* REQUEST:
Lines that hold the word "Causes" should be located and copied.

# start of ROWS

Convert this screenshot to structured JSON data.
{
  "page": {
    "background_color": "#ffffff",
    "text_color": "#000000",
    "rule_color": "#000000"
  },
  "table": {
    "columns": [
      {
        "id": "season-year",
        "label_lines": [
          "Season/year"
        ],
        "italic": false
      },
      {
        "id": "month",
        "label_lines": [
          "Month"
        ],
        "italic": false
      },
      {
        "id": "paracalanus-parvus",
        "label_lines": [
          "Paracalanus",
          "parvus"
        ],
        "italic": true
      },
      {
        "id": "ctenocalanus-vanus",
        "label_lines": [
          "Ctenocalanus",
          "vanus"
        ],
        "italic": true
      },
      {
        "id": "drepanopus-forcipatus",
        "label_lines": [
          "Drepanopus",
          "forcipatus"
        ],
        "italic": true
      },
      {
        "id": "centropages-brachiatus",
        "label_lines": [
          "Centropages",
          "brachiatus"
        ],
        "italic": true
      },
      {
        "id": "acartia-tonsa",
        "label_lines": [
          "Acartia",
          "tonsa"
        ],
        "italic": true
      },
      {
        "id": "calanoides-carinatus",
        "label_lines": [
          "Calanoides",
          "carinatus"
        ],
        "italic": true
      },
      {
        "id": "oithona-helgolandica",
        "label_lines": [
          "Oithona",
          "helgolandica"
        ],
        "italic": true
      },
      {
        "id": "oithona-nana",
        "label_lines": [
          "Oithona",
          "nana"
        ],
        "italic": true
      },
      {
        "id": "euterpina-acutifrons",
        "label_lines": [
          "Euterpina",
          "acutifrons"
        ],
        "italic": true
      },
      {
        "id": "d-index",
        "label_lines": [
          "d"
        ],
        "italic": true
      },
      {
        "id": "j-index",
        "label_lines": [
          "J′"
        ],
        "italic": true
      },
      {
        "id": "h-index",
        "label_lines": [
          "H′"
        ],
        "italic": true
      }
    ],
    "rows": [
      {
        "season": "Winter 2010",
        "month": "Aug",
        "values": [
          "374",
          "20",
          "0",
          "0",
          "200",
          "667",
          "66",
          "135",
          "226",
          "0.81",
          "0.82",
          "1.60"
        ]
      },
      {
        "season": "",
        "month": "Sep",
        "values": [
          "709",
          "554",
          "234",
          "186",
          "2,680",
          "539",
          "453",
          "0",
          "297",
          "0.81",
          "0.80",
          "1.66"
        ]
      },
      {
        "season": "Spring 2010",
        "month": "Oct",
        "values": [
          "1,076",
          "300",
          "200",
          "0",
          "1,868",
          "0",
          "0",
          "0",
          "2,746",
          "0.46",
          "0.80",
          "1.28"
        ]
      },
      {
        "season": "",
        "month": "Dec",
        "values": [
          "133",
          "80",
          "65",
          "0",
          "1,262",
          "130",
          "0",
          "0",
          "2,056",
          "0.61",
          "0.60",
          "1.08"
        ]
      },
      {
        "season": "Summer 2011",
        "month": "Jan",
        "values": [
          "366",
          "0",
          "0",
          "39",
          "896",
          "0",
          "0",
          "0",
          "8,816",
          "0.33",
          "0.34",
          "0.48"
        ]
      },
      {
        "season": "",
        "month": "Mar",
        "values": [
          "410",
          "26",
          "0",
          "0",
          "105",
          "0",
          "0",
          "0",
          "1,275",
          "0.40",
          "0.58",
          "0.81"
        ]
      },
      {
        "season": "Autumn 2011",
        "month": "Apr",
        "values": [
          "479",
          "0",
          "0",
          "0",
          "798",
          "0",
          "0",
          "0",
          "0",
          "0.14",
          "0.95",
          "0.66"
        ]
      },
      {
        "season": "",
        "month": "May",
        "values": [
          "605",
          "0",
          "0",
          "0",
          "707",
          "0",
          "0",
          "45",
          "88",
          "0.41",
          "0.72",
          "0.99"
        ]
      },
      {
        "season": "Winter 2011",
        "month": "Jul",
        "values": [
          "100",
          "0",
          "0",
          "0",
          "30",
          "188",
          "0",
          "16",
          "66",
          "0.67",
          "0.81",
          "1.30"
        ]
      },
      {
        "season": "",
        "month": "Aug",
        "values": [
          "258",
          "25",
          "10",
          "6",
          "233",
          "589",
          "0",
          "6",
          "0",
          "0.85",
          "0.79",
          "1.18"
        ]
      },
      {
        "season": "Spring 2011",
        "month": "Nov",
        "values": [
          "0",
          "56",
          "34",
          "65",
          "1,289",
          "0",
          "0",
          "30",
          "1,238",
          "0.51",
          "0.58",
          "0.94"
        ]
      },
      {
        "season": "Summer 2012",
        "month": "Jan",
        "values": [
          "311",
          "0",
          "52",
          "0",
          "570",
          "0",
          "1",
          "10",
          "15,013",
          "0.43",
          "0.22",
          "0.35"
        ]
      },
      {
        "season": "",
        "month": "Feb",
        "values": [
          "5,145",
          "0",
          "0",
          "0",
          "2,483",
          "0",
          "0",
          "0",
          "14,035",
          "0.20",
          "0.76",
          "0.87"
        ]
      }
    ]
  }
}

# end of ROWS
# start of ROWS

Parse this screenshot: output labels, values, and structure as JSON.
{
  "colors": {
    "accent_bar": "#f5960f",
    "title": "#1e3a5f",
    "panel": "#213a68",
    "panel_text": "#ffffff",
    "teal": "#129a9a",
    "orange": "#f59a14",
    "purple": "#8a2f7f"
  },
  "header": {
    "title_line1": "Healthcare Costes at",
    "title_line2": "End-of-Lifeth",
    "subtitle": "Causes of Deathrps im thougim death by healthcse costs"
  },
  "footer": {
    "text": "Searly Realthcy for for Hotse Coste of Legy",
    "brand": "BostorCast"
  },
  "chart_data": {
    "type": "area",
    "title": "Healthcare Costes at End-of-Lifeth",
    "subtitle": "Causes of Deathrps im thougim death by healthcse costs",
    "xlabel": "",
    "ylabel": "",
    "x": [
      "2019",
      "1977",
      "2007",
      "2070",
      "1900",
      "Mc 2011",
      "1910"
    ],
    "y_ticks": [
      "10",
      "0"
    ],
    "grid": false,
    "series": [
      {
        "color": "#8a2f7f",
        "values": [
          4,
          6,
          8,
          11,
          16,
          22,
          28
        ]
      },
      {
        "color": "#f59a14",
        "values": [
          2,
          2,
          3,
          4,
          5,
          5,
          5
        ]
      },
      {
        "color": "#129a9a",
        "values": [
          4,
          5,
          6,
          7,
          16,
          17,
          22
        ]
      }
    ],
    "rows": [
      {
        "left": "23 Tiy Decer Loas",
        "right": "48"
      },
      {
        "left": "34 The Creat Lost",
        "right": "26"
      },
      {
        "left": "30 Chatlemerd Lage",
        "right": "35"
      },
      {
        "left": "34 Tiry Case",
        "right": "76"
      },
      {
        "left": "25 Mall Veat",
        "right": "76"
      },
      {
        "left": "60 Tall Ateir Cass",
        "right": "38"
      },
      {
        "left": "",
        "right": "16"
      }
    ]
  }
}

# end of ROWS
# start of ROWS

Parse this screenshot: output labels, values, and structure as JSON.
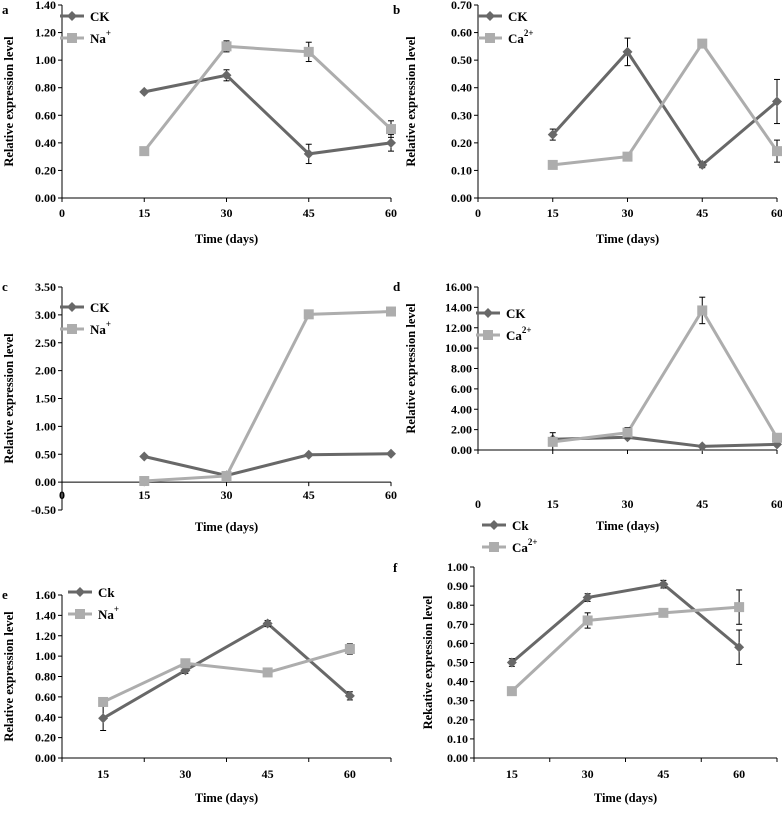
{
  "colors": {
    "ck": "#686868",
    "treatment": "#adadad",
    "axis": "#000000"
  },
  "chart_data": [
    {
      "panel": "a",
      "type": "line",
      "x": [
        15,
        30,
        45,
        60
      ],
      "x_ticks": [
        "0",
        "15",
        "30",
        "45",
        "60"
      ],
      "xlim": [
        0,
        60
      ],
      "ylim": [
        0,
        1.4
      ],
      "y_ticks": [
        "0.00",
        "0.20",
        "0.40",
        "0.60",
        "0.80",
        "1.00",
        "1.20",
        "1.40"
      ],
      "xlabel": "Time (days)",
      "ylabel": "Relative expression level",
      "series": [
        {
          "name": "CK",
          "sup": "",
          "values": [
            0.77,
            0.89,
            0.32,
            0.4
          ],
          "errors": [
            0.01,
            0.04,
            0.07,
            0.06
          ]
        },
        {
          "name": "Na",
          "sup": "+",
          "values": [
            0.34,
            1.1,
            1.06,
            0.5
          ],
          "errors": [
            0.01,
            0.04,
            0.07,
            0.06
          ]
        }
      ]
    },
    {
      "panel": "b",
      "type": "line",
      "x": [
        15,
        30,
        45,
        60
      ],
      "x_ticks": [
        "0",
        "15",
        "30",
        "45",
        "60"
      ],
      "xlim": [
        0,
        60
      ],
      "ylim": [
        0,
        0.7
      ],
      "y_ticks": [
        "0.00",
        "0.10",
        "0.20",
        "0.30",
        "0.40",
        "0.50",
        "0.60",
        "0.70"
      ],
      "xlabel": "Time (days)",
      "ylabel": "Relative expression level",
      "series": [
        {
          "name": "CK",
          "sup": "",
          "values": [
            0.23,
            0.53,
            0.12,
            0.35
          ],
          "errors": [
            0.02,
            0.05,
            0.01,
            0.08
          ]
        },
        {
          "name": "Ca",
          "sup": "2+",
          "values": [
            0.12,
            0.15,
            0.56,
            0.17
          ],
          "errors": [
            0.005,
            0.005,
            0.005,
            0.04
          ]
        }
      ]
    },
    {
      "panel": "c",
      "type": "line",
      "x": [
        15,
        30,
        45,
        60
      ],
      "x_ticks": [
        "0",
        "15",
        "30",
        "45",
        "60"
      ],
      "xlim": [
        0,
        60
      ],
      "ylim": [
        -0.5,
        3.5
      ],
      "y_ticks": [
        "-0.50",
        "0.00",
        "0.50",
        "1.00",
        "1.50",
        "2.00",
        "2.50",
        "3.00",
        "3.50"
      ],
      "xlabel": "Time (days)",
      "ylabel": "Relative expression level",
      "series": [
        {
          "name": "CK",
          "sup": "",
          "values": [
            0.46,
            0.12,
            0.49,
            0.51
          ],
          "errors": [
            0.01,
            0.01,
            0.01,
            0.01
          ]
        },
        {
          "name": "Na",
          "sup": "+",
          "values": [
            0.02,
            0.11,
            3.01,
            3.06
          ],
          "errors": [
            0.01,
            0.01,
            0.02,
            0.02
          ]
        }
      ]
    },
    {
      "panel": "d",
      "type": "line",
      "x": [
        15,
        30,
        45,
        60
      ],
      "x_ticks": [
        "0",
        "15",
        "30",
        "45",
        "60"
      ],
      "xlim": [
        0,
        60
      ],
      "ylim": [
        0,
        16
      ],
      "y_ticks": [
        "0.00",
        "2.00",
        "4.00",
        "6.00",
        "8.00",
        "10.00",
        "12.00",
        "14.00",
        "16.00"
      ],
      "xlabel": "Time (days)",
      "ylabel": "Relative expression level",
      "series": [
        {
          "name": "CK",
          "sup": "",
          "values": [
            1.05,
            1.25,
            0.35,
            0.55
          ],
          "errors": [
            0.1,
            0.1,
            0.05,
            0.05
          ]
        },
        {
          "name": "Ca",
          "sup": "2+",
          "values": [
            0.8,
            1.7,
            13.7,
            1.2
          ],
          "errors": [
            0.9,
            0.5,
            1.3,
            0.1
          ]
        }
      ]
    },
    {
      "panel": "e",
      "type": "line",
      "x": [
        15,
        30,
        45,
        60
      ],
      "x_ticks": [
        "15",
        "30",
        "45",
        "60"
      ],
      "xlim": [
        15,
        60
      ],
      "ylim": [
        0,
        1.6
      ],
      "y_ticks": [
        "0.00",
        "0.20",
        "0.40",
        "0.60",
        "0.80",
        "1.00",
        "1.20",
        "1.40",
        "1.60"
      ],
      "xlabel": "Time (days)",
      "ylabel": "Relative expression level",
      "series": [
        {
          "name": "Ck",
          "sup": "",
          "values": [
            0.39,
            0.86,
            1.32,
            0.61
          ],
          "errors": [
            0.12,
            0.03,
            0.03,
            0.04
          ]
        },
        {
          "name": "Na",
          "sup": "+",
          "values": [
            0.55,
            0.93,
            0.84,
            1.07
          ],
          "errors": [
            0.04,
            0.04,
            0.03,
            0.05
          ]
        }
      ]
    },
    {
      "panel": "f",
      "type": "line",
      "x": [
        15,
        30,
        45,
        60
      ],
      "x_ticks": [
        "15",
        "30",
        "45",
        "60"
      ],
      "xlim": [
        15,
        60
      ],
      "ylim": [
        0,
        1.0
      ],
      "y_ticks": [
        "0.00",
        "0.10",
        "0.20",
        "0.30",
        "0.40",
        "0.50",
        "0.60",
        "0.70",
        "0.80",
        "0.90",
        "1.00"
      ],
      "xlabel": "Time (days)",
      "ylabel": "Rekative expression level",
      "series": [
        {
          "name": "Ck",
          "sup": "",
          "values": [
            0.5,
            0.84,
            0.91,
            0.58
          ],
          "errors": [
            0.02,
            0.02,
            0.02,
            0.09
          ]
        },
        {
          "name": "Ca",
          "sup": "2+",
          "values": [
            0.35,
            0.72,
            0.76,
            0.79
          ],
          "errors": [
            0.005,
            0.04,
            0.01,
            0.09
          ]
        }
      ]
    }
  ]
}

# end of ROWS

* ANSWER TO THIS PROBLEM:
    "subtitle": "Causes of Deathrps im thougim death by healthcse costs"
    "subtitle": "Causes of Deathrps im thougim death by healthcse costs",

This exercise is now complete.